## Job
Word for word, restate every line of the material.
---
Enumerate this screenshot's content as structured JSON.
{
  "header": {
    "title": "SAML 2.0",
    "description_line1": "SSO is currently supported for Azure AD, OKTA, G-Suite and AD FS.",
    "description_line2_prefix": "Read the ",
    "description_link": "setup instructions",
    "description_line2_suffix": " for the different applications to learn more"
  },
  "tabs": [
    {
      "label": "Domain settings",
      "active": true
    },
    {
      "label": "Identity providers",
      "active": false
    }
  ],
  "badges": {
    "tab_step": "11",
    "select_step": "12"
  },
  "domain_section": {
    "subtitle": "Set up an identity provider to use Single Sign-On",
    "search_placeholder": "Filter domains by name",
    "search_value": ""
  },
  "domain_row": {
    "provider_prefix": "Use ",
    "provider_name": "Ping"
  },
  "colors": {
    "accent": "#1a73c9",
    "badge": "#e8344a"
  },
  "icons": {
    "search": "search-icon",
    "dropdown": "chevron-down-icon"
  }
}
---
## Final result
Enumerate this screenshot's content as structured JSON.
{
  "header": {
    "title": "SAML 2.0",
    "description_line1": "SSO is currently supported for Azure AD, OKTA, G-Suite and AD FS.",
    "description_line2_prefix": "Read the ",
    "description_link": "setup instructions",
    "description_line2_suffix": " for the different applications to learn more"
  },
  "tabs": [
    {
      "label": "Domain settings",
      "active": true
    },
    {
      "label": "Identity providers",
      "active": false
    }
  ],
  "badges": {
    "tab_step": "11",
    "select_step": "12"
  },
  "domain_section": {
    "subtitle": "Set up an identity provider to use Single Sign-On",
    "search_placeholder": "Filter domains by name",
    "search_value": ""
  },
  "domain_row": {
    "provider_prefix": "Use ",
    "provider_name": "Ping"
  },
  "colors": {
    "accent": "#1a73c9",
    "badge": "#e8344a"
  },
  "icons": {
    "search": "search-icon",
    "dropdown": "chevron-down-icon"
  }
}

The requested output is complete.